====== Records for this task ======
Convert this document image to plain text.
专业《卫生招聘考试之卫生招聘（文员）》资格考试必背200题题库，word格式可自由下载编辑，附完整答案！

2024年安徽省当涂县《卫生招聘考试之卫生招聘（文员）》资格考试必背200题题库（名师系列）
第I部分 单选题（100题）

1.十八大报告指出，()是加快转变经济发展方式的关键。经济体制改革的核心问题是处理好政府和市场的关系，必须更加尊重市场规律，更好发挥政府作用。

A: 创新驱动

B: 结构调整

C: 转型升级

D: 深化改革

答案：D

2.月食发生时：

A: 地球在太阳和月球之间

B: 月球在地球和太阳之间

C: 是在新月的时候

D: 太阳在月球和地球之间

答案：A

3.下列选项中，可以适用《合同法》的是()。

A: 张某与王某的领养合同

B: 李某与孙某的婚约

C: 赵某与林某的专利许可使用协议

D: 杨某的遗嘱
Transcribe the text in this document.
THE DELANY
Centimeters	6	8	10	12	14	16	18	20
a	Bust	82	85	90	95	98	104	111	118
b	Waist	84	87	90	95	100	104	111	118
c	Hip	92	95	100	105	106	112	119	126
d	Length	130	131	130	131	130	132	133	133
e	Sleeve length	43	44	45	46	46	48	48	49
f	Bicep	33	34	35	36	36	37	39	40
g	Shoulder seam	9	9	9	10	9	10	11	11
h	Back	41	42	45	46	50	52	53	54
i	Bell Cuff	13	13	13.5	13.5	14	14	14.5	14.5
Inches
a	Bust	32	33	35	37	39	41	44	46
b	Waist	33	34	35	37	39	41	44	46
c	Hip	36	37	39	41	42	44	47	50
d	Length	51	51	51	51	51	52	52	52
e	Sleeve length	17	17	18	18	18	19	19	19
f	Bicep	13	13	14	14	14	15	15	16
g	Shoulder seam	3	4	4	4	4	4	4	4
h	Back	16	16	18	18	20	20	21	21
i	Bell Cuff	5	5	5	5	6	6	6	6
======
Aim of the exercise:
Take the entries above and transcribe them exactly.

Written response:
Convert this document image to plain text.
专业《卫生招聘考试之卫生招聘（文员）》资格考试必背200题题库，word格式可自由下载编辑，附完整答案！

2024年安徽省当涂县《卫生招聘考试之卫生招聘（文员）》资格考试必背200题题库（名师系列）
第I部分 单选题（100题）

1.十八大报告指出，()是加快转变经济发展方式的关键。经济体制改革的核心问题是处理好政府和市场的关系，必须更加尊重市场规律，更好发挥政府作用。

A: 创新驱动

B: 结构调整

C: 转型升级

D: 深化改革

答案：D

2.月食发生时：

A: 地球在太阳和月球之间

B: 月球在地球和太阳之间

C: 是在新月的时候

D: 太阳在月球和地球之间

答案：A

3.下列选项中，可以适用《合同法》的是()。

A: 张某与王某的领养合同

B: 李某与孙某的婚约

C: 赵某与林某的专利许可使用协议

D: 杨某的遗嘱
Transcribe the text in this document.
THE DELANY
Centimeters	6	8	10	12	14	16	18	20
a	Bust	82	85	90	95	98	104	111	118
b	Waist	84	87	90	95	100	104	111	118
c	Hip	92	95	100	105	106	112	119	126
d	Length	130	131	130	131	130	132	133	133
e	Sleeve length	43	44	45	46	46	48	48	49
f	Bicep	33	34	35	36	36	37	39	40
g	Shoulder seam	9	9	9	10	9	10	11	11
h	Back	41	42	45	46	50	52	53	54
i	Bell Cuff	13	13	13.5	13.5	14	14	14.5	14.5
Inches
a	Bust	32	33	35	37	39	41	44	46
b	Waist	33	34	35	37	39	41	44	46
c	Hip	36	37	39	41	42	44	47	50
d	Length	51	51	51	51	51	52	52	52
e	Sleeve length	17	17	18	18	18	19	19	19
f	Bicep	13	13	14	14	14	15	15	16
g	Shoulder seam	3	4	4	4	4	4	4	4
h	Back	16	16	18	18	20	20	21	21
i	Bell Cuff	5	5	5	5	6	6	6	6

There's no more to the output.